**Source passage**
★ ★ ★ ★ ★

We utilized the RAGAS framework to quantitatively evaluate the faithfulness and relevance of our agents against a synthetic dataset of 100 QA pairs per domain.

Run RAGAS evaluation using a subset sample to adhere to strict API rate limits:

python3 -m src.evaluation.run_ragas --sample 5

Run retrieval ablation testing (BM25 vs dense vs hybrid):

python3 -m src.evaluation.ablation

Final Evaluation Results

The final summary table based on the successful run over the evaluation files:

Domain	Faithfulness	Answer Relevancy	Context Precision	Context Recall
Finance	0.9080	0.2970	0.5000	0.5000
Medical	0.3058	0.7630	0.6000	0.6000

Key Takeaways:

• Finance Faithfulness (~91%): The Finance agent is extremely reliable at grounding its answers, with over 90% of its claims directly backed by the retrieved SEC 10-K contexts without hallucinating.
• Medical Relevancy (~76%): The Medical agent generates highly relevant answers that directly address the user's medical queries.
• Consistent Retrieval Performance (50-60%): Both domains demonstrate solid and balanced retrieval capabilities. The hybrid BM25 + FAISS retrievers are successfully identifying and ranking the most relevant context chunks, achieving 50% Precision/Recall for Finance and 60% for Medical.

★ ★ ★ ★ ★

**Material shown**
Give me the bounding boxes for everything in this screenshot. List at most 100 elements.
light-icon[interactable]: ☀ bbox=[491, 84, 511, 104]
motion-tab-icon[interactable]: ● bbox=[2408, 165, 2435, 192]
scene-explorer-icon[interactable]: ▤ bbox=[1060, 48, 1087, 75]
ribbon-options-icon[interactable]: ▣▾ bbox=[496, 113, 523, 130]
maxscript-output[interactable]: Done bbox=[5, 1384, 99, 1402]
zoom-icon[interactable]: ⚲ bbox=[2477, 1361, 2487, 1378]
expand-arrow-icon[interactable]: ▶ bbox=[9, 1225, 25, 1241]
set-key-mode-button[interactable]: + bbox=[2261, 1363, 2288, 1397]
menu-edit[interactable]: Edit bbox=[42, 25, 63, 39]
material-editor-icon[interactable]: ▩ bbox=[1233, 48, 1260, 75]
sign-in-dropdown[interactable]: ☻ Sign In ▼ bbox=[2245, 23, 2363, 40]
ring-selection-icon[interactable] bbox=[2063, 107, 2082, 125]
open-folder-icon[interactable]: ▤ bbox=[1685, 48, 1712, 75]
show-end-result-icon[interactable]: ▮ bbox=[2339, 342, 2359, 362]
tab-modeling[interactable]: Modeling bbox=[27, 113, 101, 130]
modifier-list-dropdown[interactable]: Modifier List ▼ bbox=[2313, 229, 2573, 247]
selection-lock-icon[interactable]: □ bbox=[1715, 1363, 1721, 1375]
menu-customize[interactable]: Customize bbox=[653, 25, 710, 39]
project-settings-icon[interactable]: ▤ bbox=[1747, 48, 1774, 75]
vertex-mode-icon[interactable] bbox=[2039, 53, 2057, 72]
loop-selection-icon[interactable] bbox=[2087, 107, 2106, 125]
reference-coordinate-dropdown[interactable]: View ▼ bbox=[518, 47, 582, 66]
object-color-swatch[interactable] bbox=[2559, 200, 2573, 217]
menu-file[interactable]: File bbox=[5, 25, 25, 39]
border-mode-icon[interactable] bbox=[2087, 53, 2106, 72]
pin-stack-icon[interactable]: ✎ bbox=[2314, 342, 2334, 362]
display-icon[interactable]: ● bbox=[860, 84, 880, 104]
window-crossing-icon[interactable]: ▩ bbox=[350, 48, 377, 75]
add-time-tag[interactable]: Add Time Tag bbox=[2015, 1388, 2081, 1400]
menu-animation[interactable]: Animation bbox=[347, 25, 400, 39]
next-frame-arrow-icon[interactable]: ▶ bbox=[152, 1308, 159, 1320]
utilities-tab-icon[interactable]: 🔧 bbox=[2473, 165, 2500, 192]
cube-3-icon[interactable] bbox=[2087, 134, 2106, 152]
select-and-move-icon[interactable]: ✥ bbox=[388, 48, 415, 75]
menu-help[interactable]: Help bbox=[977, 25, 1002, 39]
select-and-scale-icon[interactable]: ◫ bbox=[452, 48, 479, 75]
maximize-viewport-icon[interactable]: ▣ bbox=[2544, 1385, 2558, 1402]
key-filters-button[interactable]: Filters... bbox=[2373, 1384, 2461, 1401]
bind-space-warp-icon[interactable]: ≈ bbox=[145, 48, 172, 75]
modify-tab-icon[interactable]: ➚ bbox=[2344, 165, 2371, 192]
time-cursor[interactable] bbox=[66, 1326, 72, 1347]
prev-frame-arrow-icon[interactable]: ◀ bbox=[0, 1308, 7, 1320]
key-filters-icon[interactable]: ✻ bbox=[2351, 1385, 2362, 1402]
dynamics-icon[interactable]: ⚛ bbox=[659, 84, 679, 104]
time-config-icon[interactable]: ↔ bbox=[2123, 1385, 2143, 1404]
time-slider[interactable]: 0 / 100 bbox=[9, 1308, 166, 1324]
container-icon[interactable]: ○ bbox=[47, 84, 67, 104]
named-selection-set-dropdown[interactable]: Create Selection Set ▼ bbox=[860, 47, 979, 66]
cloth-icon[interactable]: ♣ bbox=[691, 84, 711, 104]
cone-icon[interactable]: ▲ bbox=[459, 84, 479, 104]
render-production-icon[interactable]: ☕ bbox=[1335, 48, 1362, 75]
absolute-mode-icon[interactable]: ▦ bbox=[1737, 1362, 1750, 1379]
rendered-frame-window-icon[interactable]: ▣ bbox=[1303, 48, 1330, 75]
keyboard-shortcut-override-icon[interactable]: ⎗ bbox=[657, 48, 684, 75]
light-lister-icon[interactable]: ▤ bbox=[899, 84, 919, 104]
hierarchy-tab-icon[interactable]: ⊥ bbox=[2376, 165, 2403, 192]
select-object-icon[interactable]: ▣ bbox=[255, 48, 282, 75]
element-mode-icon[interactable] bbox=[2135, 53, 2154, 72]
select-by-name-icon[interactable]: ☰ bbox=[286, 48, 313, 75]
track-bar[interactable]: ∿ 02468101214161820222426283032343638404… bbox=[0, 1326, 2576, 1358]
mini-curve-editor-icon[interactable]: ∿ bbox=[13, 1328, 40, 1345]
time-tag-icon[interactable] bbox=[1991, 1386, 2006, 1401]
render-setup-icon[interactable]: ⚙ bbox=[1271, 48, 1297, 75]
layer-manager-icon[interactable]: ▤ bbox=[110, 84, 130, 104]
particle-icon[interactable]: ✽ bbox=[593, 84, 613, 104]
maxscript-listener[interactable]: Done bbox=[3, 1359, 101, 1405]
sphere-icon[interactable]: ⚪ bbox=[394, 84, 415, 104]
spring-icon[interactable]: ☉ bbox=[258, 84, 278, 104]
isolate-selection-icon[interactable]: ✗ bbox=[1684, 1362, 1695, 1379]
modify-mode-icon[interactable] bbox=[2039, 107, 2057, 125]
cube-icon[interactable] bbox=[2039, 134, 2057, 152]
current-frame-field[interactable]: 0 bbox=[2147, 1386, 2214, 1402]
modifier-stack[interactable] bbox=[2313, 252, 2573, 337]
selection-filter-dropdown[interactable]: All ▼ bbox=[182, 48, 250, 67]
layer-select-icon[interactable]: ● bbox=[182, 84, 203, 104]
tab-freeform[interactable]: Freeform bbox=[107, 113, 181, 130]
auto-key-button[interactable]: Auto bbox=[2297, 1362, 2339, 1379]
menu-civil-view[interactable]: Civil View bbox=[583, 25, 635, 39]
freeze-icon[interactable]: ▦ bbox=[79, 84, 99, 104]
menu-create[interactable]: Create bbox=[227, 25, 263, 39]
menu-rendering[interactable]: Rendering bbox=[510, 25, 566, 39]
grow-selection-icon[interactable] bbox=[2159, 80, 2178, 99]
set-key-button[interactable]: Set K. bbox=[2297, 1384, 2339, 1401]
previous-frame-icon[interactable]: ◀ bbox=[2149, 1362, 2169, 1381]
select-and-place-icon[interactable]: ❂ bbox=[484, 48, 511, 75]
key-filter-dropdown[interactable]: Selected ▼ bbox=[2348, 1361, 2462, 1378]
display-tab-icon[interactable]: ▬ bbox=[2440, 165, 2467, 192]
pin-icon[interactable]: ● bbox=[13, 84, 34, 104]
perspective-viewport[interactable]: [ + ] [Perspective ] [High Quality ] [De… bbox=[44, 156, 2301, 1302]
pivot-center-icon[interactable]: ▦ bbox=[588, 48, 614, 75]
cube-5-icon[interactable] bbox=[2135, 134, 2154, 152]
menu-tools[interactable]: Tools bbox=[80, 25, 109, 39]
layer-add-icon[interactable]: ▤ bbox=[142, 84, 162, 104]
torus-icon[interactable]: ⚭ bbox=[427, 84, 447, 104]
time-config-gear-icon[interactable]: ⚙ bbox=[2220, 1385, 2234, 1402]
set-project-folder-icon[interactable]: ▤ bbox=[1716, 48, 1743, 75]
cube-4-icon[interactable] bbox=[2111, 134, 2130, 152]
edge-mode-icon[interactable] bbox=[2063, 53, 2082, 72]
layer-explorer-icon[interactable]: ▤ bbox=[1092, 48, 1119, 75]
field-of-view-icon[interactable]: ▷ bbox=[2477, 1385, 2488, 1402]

★ ★ ★ ★ ★

**Questions**
[A] In the RAGAS evaluation text, why is the RAGAS evaluation run on a subset sample? Answer in one to three sentences.
[B] Copy the part of the RAGAS evaluation text starting with "The final summary" and going on through "user's medical queries.".
Work only from the RAGAS evaluation text, not from the material.

**Solution list**
[A] It is run on a subset sample (the command uses --sample 5) so that it stays within strict API rate limits.

[B]
The final summary table based on the successful run over the evaluation files:

Domain	Faithfulness	Answer Relevancy	Context Precision	Context Recall
Finance	0.9080	0.2970	0.5000	0.5000
Medical	0.3058	0.7630	0.6000	0.6000

Key Takeaways:

• Finance Faithfulness (~91%): The Finance agent is extremely reliable at grounding its answers, with over 90% of its claims directly backed by the retrieved SEC 10-K contexts without hallucinating.
• Medical Relevancy (~76%): The Medical agent generates highly relevant answers that directly address the user's medical queries.